[start EXCERPTED DATA]

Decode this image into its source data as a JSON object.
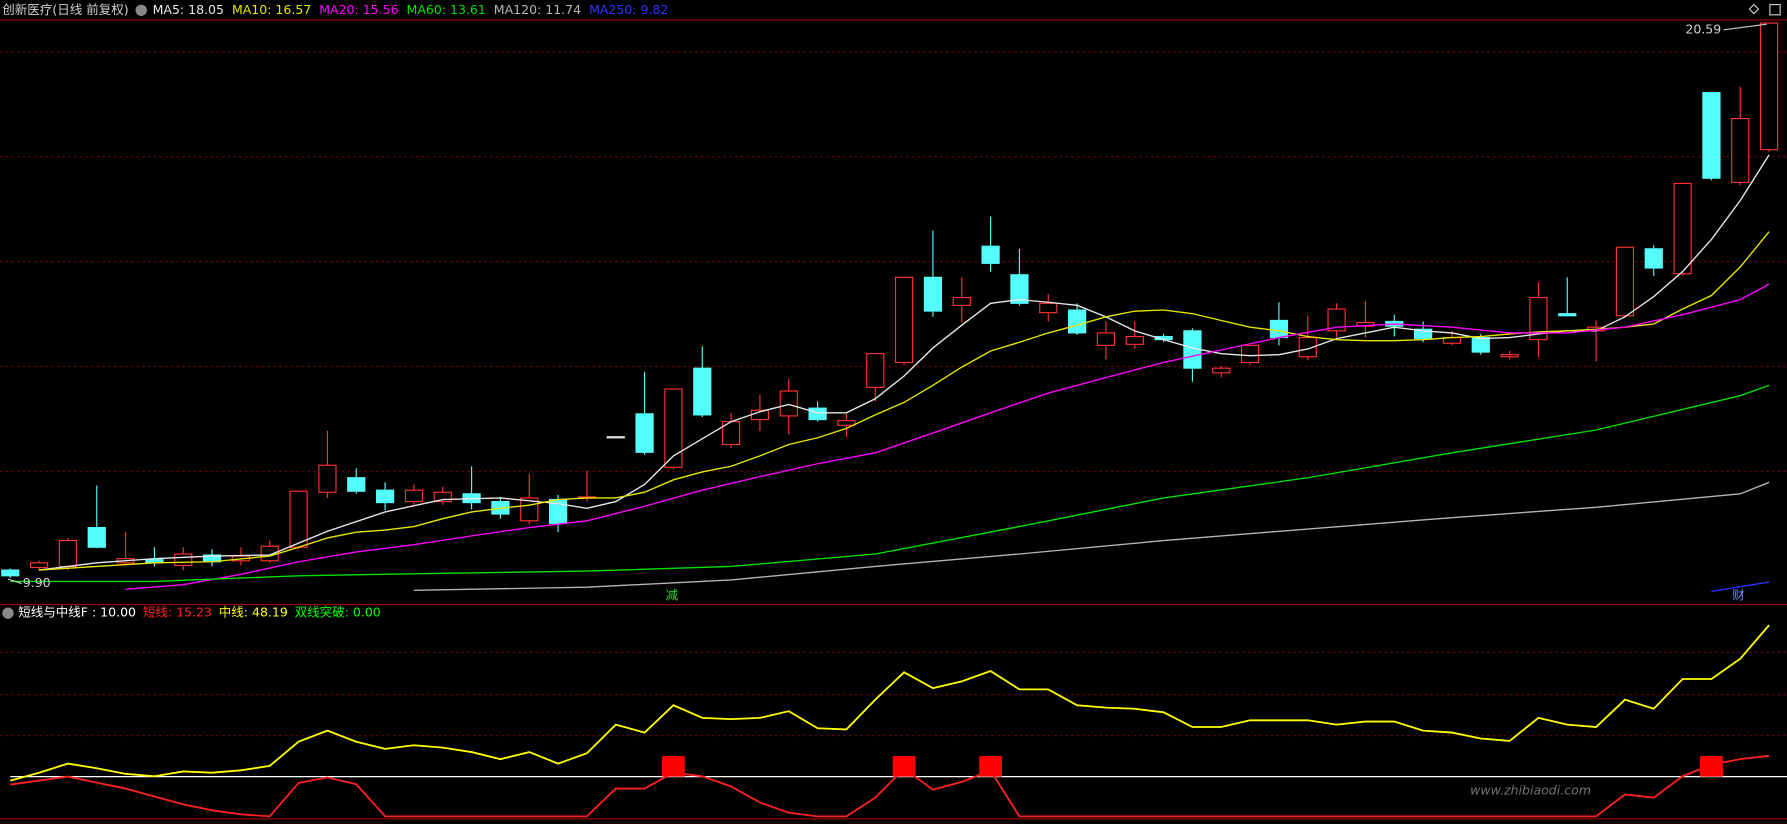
{
  "chart_data": [
    {
      "type": "candlestick",
      "title": "创新医疗(日线 前复权)",
      "open": [
        10.05,
        10.1,
        10.12,
        10.87,
        10.19,
        10.25,
        10.14,
        10.34,
        10.23,
        10.23,
        10.49,
        11.55,
        11.83,
        11.59,
        11.37,
        11.37,
        11.52,
        11.37,
        11.0,
        11.41,
        11.44,
        12.62,
        13.06,
        12.03,
        13.94,
        12.47,
        12.95,
        13.02,
        13.17,
        12.84,
        13.57,
        14.05,
        15.69,
        15.15,
        16.29,
        15.74,
        15.01,
        15.06,
        14.38,
        14.4,
        14.55,
        14.66,
        13.85,
        14.05,
        14.86,
        14.16,
        14.66,
        14.75,
        14.84,
        14.69,
        14.42,
        14.53,
        14.16,
        14.49,
        14.99,
        14.66,
        14.95,
        16.24,
        15.76,
        19.25,
        17.52,
        18.15
      ],
      "high": [
        10.08,
        10.23,
        10.67,
        11.68,
        10.78,
        10.49,
        10.49,
        10.45,
        10.49,
        10.62,
        11.57,
        12.73,
        12.01,
        11.74,
        11.7,
        11.66,
        12.05,
        11.46,
        11.9,
        11.5,
        11.96,
        12.62,
        13.87,
        13.54,
        14.36,
        13.08,
        13.43,
        13.74,
        13.3,
        13.08,
        14.22,
        15.69,
        16.59,
        15.69,
        16.86,
        16.24,
        15.37,
        15.19,
        14.84,
        14.84,
        14.6,
        14.71,
        13.98,
        14.38,
        15.21,
        14.95,
        15.19,
        15.23,
        14.97,
        14.84,
        14.66,
        14.6,
        14.27,
        15.59,
        15.69,
        14.86,
        16.27,
        16.31,
        17.5,
        19.25,
        19.36,
        20.59
      ],
      "low": [
        9.9,
        10.05,
        10.05,
        10.47,
        10.14,
        10.12,
        10.05,
        10.12,
        10.14,
        10.19,
        10.45,
        11.44,
        11.52,
        11.2,
        11.31,
        11.31,
        11.22,
        11.04,
        10.93,
        10.78,
        11.37,
        12.62,
        12.27,
        11.99,
        13.0,
        12.4,
        12.73,
        12.67,
        12.91,
        12.62,
        13.3,
        14.0,
        14.93,
        14.82,
        15.8,
        15.15,
        14.84,
        14.58,
        14.11,
        14.31,
        14.44,
        13.68,
        13.76,
        14.0,
        14.38,
        14.09,
        14.53,
        14.53,
        14.55,
        14.44,
        14.38,
        14.2,
        14.11,
        14.16,
        14.95,
        14.07,
        14.91,
        15.72,
        15.72,
        17.56,
        17.47,
        18.11
      ],
      "close": [
        9.94,
        10.19,
        10.62,
        10.49,
        10.27,
        10.19,
        10.36,
        10.21,
        10.32,
        10.51,
        11.57,
        12.07,
        11.57,
        11.35,
        11.59,
        11.55,
        11.35,
        11.13,
        11.44,
        10.95,
        11.46,
        12.62,
        12.32,
        13.54,
        13.04,
        12.91,
        13.13,
        13.5,
        12.95,
        12.93,
        14.22,
        15.69,
        15.04,
        15.3,
        15.96,
        15.19,
        15.19,
        14.62,
        14.62,
        14.55,
        14.49,
        13.94,
        13.94,
        14.38,
        14.53,
        14.53,
        15.08,
        14.82,
        14.75,
        14.51,
        14.53,
        14.25,
        14.2,
        15.3,
        14.95,
        14.73,
        16.27,
        15.87,
        17.5,
        17.6,
        18.75,
        20.59
      ],
      "up_color": "#ff3232",
      "down_color": "#54fcfc",
      "flat_color": "#e0e0e0",
      "ylim": [
        9.44,
        20.66
      ],
      "series": [
        {
          "name": "MA5: 18.05",
          "color": "#e8e8e8",
          "x": [
            1,
            3,
            5,
            7,
            9,
            11,
            13,
            15,
            17,
            19,
            20,
            21,
            22,
            23,
            24,
            25,
            26,
            27,
            28,
            29,
            30,
            31,
            32,
            33,
            34,
            35,
            36,
            37,
            38,
            39,
            40,
            41,
            42,
            43,
            44,
            45,
            46,
            47,
            48,
            49,
            50,
            51,
            52,
            53,
            54,
            55,
            56,
            57,
            58,
            59,
            60,
            61
          ],
          "values": [
            10.05,
            10.19,
            10.27,
            10.32,
            10.34,
            10.8,
            11.17,
            11.41,
            11.44,
            11.33,
            11.24,
            11.37,
            11.7,
            12.25,
            12.58,
            12.91,
            13.1,
            13.24,
            13.08,
            13.08,
            13.35,
            13.79,
            14.33,
            14.77,
            15.19,
            15.26,
            15.21,
            15.15,
            14.93,
            14.66,
            14.49,
            14.33,
            14.22,
            14.18,
            14.2,
            14.31,
            14.51,
            14.62,
            14.73,
            14.66,
            14.62,
            14.51,
            14.53,
            14.6,
            14.66,
            14.66,
            14.93,
            15.32,
            15.8,
            16.42,
            17.17,
            18.05
          ]
        },
        {
          "name": "MA10: 16.57",
          "color": "#e6e600",
          "x": [
            1,
            3,
            5,
            7,
            9,
            10,
            11,
            12,
            13,
            14,
            15,
            16,
            17,
            18,
            19,
            20,
            21,
            22,
            23,
            24,
            25,
            26,
            27,
            28,
            29,
            30,
            31,
            32,
            33,
            34,
            35,
            36,
            37,
            38,
            39,
            40,
            41,
            42,
            43,
            44,
            45,
            46,
            47,
            48,
            49,
            50,
            51,
            52,
            53,
            54,
            55,
            56,
            57,
            58,
            59,
            60,
            61
          ],
          "values": [
            10.05,
            10.12,
            10.19,
            10.21,
            10.32,
            10.49,
            10.67,
            10.78,
            10.82,
            10.89,
            11.04,
            11.17,
            11.24,
            11.3,
            11.41,
            11.44,
            11.44,
            11.55,
            11.79,
            11.94,
            12.05,
            12.25,
            12.47,
            12.6,
            12.78,
            13.04,
            13.28,
            13.61,
            13.96,
            14.27,
            14.44,
            14.62,
            14.77,
            14.93,
            15.04,
            15.06,
            14.99,
            14.86,
            14.73,
            14.66,
            14.55,
            14.49,
            14.47,
            14.47,
            14.49,
            14.53,
            14.55,
            14.6,
            14.64,
            14.66,
            14.69,
            14.73,
            14.79,
            15.08,
            15.34,
            15.89,
            16.57
          ]
        },
        {
          "name": "MA20: 15.56",
          "color": "#ff00ff",
          "x": [
            4,
            6,
            8,
            10,
            12,
            14,
            16,
            18,
            20,
            22,
            24,
            26,
            28,
            30,
            32,
            34,
            36,
            38,
            40,
            42,
            44,
            46,
            48,
            50,
            52,
            54,
            56,
            58,
            60,
            61
          ],
          "values": [
            9.68,
            9.77,
            9.97,
            10.21,
            10.4,
            10.54,
            10.71,
            10.87,
            11.0,
            11.28,
            11.59,
            11.85,
            12.1,
            12.31,
            12.69,
            13.08,
            13.46,
            13.76,
            14.05,
            14.29,
            14.53,
            14.73,
            14.79,
            14.73,
            14.62,
            14.62,
            14.73,
            14.97,
            15.26,
            15.56
          ]
        },
        {
          "name": "MA60: 13.61",
          "color": "#00e000",
          "x": [
            0,
            5,
            10,
            15,
            20,
            25,
            30,
            35,
            40,
            45,
            50,
            55,
            60,
            61
          ],
          "values": [
            9.83,
            9.83,
            9.94,
            9.99,
            10.03,
            10.12,
            10.36,
            10.89,
            11.44,
            11.83,
            12.31,
            12.75,
            13.41,
            13.61
          ]
        },
        {
          "name": "MA120: 11.74",
          "color": "#b4b4b4",
          "x": [
            14,
            20,
            25,
            30,
            35,
            40,
            45,
            50,
            55,
            60,
            61
          ],
          "values": [
            9.66,
            9.72,
            9.86,
            10.12,
            10.36,
            10.62,
            10.84,
            11.06,
            11.26,
            11.52,
            11.74
          ]
        },
        {
          "name": "MA250: 9.82",
          "color": "#3232ff",
          "x": [
            59,
            60,
            61
          ],
          "values": [
            9.64,
            9.73,
            9.82
          ]
        }
      ],
      "high_label": 20.59,
      "low_label": {
        "value": 9.9,
        "label": "9.90"
      },
      "annotations": [
        "减",
        "财"
      ]
    },
    {
      "type": "line",
      "title": "短线与中线F : 10.00",
      "reference_line": 10,
      "reference_color": "#ffffff",
      "ylim": [
        -0.5,
        53.5
      ],
      "series": [
        {
          "name": "短线: 15.23",
          "color": "#ff2020",
          "values": [
            8.0,
            9.0,
            10.0,
            8.5,
            7.0,
            5.0,
            3.0,
            1.5,
            0.5,
            0,
            8.4,
            9.8,
            8.1,
            0,
            0,
            0,
            0,
            0,
            0,
            0,
            0,
            7.0,
            7.0,
            11.0,
            10.1,
            7.5,
            3.5,
            0.9,
            0,
            0,
            4.7,
            12.0,
            6.7,
            8.7,
            11.5,
            0,
            0,
            0,
            0,
            0,
            0,
            0,
            0,
            0,
            0,
            0,
            0,
            0,
            0,
            0,
            0,
            0,
            0,
            0,
            0,
            0,
            5.5,
            4.7,
            10.1,
            13.0,
            14.4,
            15.23
          ]
        },
        {
          "name": "中线: 48.19",
          "color": "#ffff00",
          "values": [
            9.0,
            11.0,
            13.3,
            12.1,
            10.7,
            10.1,
            11.3,
            11.0,
            11.6,
            12.7,
            18.8,
            21.6,
            18.8,
            17.0,
            17.9,
            17.3,
            16.2,
            14.4,
            16.2,
            13.3,
            15.9,
            23.1,
            21.1,
            28.0,
            24.8,
            24.5,
            24.8,
            26.5,
            22.2,
            21.9,
            29.4,
            36.3,
            32.3,
            34.0,
            36.6,
            32.0,
            32.0,
            28.0,
            27.4,
            27.1,
            26.2,
            22.5,
            22.5,
            24.2,
            24.2,
            24.2,
            23.1,
            23.9,
            23.9,
            21.6,
            21.1,
            19.6,
            19.0,
            24.8,
            23.1,
            22.5,
            29.4,
            27.1,
            34.6,
            34.6,
            39.7,
            48.19
          ]
        },
        {
          "name": "双线突破: 0.00",
          "color": "#00ff00",
          "marker_color": "#ff0000",
          "kind": "marker",
          "x": [
            23,
            31,
            34,
            59
          ],
          "values": [
            10,
            10,
            10,
            10
          ]
        }
      ]
    }
  ],
  "watermark": "www.zhibiaodi.com"
}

[end EXCERPTED DATA]

Across the material above, count every line holding "name" and write down only the number.

* REPLY
9